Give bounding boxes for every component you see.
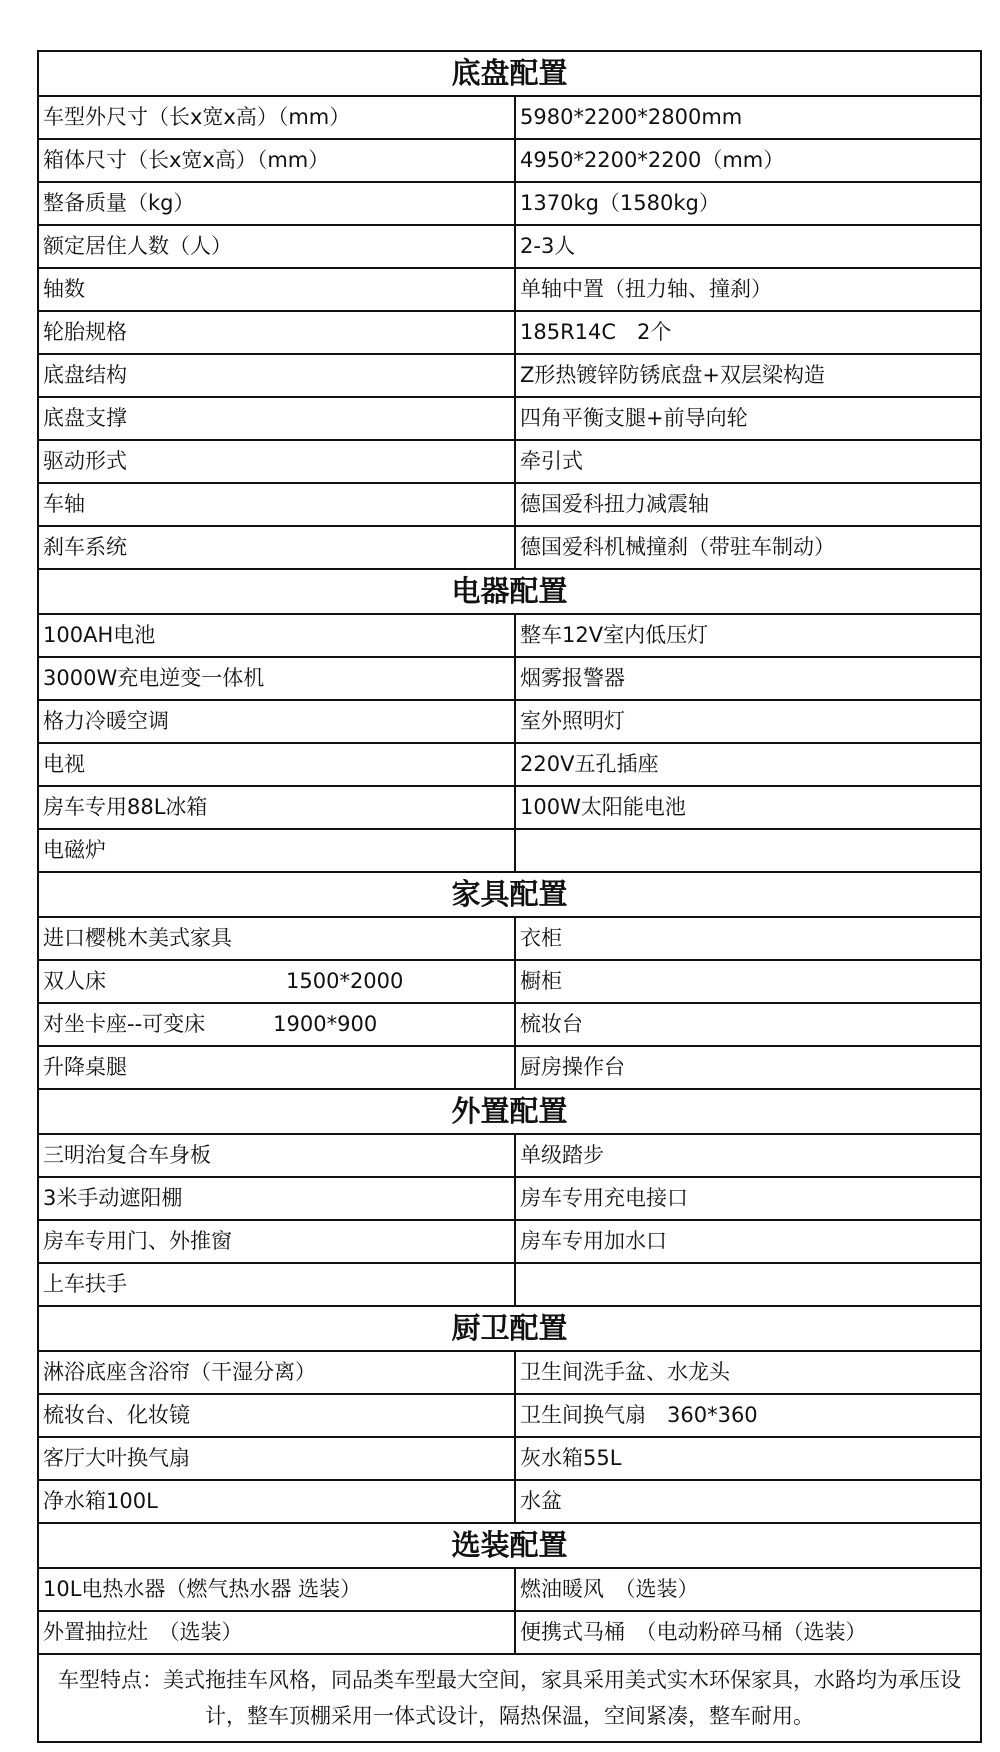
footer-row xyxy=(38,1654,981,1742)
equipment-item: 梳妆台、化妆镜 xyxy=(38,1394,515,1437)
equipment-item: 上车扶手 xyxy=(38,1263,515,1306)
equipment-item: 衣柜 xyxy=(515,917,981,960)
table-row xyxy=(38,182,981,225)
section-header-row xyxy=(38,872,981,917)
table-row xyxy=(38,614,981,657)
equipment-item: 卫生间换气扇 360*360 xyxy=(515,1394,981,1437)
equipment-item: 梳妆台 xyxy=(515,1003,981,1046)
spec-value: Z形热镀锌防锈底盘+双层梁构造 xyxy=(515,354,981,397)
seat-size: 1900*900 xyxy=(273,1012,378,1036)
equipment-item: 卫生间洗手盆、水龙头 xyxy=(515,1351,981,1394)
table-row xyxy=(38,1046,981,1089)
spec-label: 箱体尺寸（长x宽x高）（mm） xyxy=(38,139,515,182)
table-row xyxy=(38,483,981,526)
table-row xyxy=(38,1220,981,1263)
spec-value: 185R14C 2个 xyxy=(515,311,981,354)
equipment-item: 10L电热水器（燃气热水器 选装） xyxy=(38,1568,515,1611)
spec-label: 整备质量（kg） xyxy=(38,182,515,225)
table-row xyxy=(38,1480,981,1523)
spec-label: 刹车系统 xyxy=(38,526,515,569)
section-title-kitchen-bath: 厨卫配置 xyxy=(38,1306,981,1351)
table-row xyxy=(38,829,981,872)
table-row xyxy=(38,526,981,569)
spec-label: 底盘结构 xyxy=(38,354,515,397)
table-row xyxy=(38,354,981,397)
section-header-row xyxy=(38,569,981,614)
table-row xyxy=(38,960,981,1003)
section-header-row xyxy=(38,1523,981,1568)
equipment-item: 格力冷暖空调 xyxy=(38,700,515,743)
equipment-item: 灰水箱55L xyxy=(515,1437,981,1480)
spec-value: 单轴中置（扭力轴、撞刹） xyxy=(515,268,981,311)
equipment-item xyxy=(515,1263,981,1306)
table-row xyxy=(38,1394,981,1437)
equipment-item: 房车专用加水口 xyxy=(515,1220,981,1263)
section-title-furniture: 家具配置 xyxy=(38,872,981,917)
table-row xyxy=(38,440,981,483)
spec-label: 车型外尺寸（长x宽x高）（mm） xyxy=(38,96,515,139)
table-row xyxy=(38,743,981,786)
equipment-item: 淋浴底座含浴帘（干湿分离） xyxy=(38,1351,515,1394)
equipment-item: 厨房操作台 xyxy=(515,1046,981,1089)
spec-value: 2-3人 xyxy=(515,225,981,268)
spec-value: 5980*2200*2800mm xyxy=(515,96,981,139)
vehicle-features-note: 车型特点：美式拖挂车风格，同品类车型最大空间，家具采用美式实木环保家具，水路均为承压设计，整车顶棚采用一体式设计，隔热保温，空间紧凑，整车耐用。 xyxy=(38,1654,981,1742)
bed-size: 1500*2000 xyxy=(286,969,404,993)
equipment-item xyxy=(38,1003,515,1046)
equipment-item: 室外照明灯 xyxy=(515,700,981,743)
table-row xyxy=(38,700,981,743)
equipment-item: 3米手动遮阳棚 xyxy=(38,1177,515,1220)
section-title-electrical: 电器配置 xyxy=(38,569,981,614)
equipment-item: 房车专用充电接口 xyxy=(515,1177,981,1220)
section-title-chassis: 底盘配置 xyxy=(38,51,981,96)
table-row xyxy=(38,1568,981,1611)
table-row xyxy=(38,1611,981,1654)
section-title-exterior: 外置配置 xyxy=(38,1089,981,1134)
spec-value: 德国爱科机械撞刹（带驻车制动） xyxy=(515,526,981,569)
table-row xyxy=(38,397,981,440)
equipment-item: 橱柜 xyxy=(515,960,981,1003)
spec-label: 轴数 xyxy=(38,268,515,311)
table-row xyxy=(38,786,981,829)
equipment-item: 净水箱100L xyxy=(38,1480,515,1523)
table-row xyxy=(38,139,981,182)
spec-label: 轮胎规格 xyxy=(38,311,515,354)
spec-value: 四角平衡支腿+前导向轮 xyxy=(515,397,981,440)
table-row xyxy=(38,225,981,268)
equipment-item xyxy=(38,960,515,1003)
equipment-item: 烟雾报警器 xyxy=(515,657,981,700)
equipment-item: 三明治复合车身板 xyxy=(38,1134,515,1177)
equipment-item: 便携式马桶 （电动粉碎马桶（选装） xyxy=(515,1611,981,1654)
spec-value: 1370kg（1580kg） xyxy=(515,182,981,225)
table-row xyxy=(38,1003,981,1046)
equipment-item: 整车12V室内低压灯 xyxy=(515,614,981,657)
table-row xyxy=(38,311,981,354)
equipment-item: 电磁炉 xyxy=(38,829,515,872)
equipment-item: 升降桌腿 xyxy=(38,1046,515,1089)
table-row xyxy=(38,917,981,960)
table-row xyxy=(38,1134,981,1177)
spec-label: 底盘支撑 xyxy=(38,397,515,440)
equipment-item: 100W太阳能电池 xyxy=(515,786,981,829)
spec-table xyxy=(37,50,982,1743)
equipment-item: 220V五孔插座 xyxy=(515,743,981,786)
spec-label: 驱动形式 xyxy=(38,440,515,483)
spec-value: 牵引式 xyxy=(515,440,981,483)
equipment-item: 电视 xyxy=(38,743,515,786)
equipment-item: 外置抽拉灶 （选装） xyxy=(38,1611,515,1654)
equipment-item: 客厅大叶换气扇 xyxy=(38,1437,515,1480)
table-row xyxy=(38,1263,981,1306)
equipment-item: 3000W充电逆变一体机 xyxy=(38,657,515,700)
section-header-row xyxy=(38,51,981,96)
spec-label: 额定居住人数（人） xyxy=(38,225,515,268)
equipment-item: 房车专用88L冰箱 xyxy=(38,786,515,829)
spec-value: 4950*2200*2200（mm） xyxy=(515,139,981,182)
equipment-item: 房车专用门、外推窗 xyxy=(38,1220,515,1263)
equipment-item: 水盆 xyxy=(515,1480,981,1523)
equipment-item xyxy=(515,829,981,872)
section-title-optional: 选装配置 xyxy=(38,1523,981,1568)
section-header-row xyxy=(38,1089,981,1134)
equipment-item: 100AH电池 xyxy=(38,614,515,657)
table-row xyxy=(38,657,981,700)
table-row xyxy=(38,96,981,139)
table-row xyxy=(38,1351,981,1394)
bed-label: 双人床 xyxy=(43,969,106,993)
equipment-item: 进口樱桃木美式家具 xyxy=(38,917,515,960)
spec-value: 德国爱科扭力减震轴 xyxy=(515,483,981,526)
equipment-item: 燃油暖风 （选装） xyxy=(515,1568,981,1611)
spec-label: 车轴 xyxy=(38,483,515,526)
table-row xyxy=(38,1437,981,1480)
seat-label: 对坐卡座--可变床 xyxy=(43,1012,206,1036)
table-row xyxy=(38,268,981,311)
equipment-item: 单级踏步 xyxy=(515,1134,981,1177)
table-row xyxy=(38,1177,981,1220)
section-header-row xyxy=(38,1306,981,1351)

*Given request*: Copy every line of the data above without changing anything, and leave the pictures out.

*Exercise output*:
Give bounding boxes for every component you see.
footer-row xyxy=(38,1654,981,1742)
equipment-item: 梳妆台、化妆镜 xyxy=(38,1394,515,1437)
equipment-item: 上车扶手 xyxy=(38,1263,515,1306)
equipment-item: 衣柜 xyxy=(515,917,981,960)
table-row xyxy=(38,182,981,225)
section-header-row xyxy=(38,872,981,917)
table-row xyxy=(38,614,981,657)
equipment-item: 卫生间换气扇 360*360 xyxy=(515,1394,981,1437)
equipment-item: 梳妆台 xyxy=(515,1003,981,1046)
spec-value: Z形热镀锌防锈底盘+双层梁构造 xyxy=(515,354,981,397)
seat-size: 1900*900 xyxy=(273,1012,378,1036)
equipment-item: 卫生间洗手盆、水龙头 xyxy=(515,1351,981,1394)
table-row xyxy=(38,1046,981,1089)
spec-label: 箱体尺寸（长x宽x高）（mm） xyxy=(38,139,515,182)
table-row xyxy=(38,483,981,526)
table-row xyxy=(38,1220,981,1263)
spec-value: 185R14C 2个 xyxy=(515,311,981,354)
equipment-item: 10L电热水器（燃气热水器 选装） xyxy=(38,1568,515,1611)
spec-label: 整备质量（kg） xyxy=(38,182,515,225)
table-row xyxy=(38,1480,981,1523)
spec-label: 刹车系统 xyxy=(38,526,515,569)
section-title-kitchen-bath: 厨卫配置 xyxy=(38,1306,981,1351)
table-row xyxy=(38,829,981,872)
table-row xyxy=(38,526,981,569)
spec-label: 底盘结构 xyxy=(38,354,515,397)
table-row xyxy=(38,354,981,397)
section-header-row xyxy=(38,569,981,614)
table-row xyxy=(38,960,981,1003)
section-header-row xyxy=(38,1523,981,1568)
equipment-item: 格力冷暖空调 xyxy=(38,700,515,743)
equipment-item: 灰水箱55L xyxy=(515,1437,981,1480)
spec-value: 单轴中置（扭力轴、撞刹） xyxy=(515,268,981,311)
equipment-item xyxy=(515,1263,981,1306)
table-row xyxy=(38,1394,981,1437)
equipment-item: 房车专用加水口 xyxy=(515,1220,981,1263)
section-title-furniture: 家具配置 xyxy=(38,872,981,917)
table-row xyxy=(38,440,981,483)
spec-label: 车型外尺寸（长x宽x高）（mm） xyxy=(38,96,515,139)
table-row xyxy=(38,743,981,786)
equipment-item: 淋浴底座含浴帘（干湿分离） xyxy=(38,1351,515,1394)
equipment-item: 厨房操作台 xyxy=(515,1046,981,1089)
spec-value: 2-3人 xyxy=(515,225,981,268)
spec-value: 5980*2200*2800mm xyxy=(515,96,981,139)
vehicle-features-note: 车型特点：美式拖挂车风格，同品类车型最大空间，家具采用美式实木环保家具，水路均为承压设计，整车顶棚采用一体式设计，隔热保温，空间紧凑，整车耐用。 xyxy=(38,1654,981,1742)
bed-size: 1500*2000 xyxy=(286,969,404,993)
equipment-item xyxy=(38,1003,515,1046)
equipment-item: 室外照明灯 xyxy=(515,700,981,743)
table-row xyxy=(38,700,981,743)
equipment-item: 3米手动遮阳棚 xyxy=(38,1177,515,1220)
section-title-electrical: 电器配置 xyxy=(38,569,981,614)
equipment-item: 房车专用充电接口 xyxy=(515,1177,981,1220)
section-title-chassis: 底盘配置 xyxy=(38,51,981,96)
table-row xyxy=(38,1568,981,1611)
table-row xyxy=(38,1611,981,1654)
section-title-exterior: 外置配置 xyxy=(38,1089,981,1134)
spec-value: 德国爱科机械撞刹（带驻车制动） xyxy=(515,526,981,569)
table-row xyxy=(38,397,981,440)
equipment-item: 橱柜 xyxy=(515,960,981,1003)
spec-label: 轴数 xyxy=(38,268,515,311)
table-row xyxy=(38,786,981,829)
equipment-item: 净水箱100L xyxy=(38,1480,515,1523)
table-row xyxy=(38,139,981,182)
spec-label: 轮胎规格 xyxy=(38,311,515,354)
spec-value: 四角平衡支腿+前导向轮 xyxy=(515,397,981,440)
table-row xyxy=(38,225,981,268)
equipment-item xyxy=(38,960,515,1003)
equipment-item: 烟雾报警器 xyxy=(515,657,981,700)
equipment-item: 三明治复合车身板 xyxy=(38,1134,515,1177)
equipment-item: 便携式马桶 （电动粉碎马桶（选装） xyxy=(515,1611,981,1654)
spec-value: 1370kg（1580kg） xyxy=(515,182,981,225)
table-row xyxy=(38,1003,981,1046)
equipment-item: 整车12V室内低压灯 xyxy=(515,614,981,657)
table-row xyxy=(38,311,981,354)
equipment-item: 电磁炉 xyxy=(38,829,515,872)
equipment-item: 升降桌腿 xyxy=(38,1046,515,1089)
table-row xyxy=(38,917,981,960)
table-row xyxy=(38,1134,981,1177)
spec-label: 底盘支撑 xyxy=(38,397,515,440)
equipment-item: 100W太阳能电池 xyxy=(515,786,981,829)
spec-table xyxy=(37,50,982,1743)
equipment-item: 220V五孔插座 xyxy=(515,743,981,786)
spec-label: 驱动形式 xyxy=(38,440,515,483)
spec-value: 牵引式 xyxy=(515,440,981,483)
equipment-item: 电视 xyxy=(38,743,515,786)
equipment-item: 外置抽拉灶 （选装） xyxy=(38,1611,515,1654)
equipment-item: 客厅大叶换气扇 xyxy=(38,1437,515,1480)
table-row xyxy=(38,1263,981,1306)
equipment-item: 3000W充电逆变一体机 xyxy=(38,657,515,700)
section-header-row xyxy=(38,51,981,96)
spec-label: 额定居住人数（人） xyxy=(38,225,515,268)
equipment-item: 房车专用88L冰箱 xyxy=(38,786,515,829)
spec-value: 4950*2200*2200（mm） xyxy=(515,139,981,182)
equipment-item: 房车专用门、外推窗 xyxy=(38,1220,515,1263)
equipment-item: 水盆 xyxy=(515,1480,981,1523)
equipment-item xyxy=(515,829,981,872)
section-title-optional: 选装配置 xyxy=(38,1523,981,1568)
section-header-row xyxy=(38,1089,981,1134)
equipment-item: 100AH电池 xyxy=(38,614,515,657)
table-row xyxy=(38,657,981,700)
table-row xyxy=(38,96,981,139)
table-row xyxy=(38,1351,981,1394)
bed-label: 双人床 xyxy=(43,969,106,993)
equipment-item: 进口樱桃木美式家具 xyxy=(38,917,515,960)
spec-value: 德国爱科扭力减震轴 xyxy=(515,483,981,526)
equipment-item: 燃油暖风 （选装） xyxy=(515,1568,981,1611)
spec-label: 车轴 xyxy=(38,483,515,526)
table-row xyxy=(38,1437,981,1480)
seat-label: 对坐卡座--可变床 xyxy=(43,1012,206,1036)
table-row xyxy=(38,268,981,311)
equipment-item: 单级踏步 xyxy=(515,1134,981,1177)
table-row xyxy=(38,1177,981,1220)
section-header-row xyxy=(38,1306,981,1351)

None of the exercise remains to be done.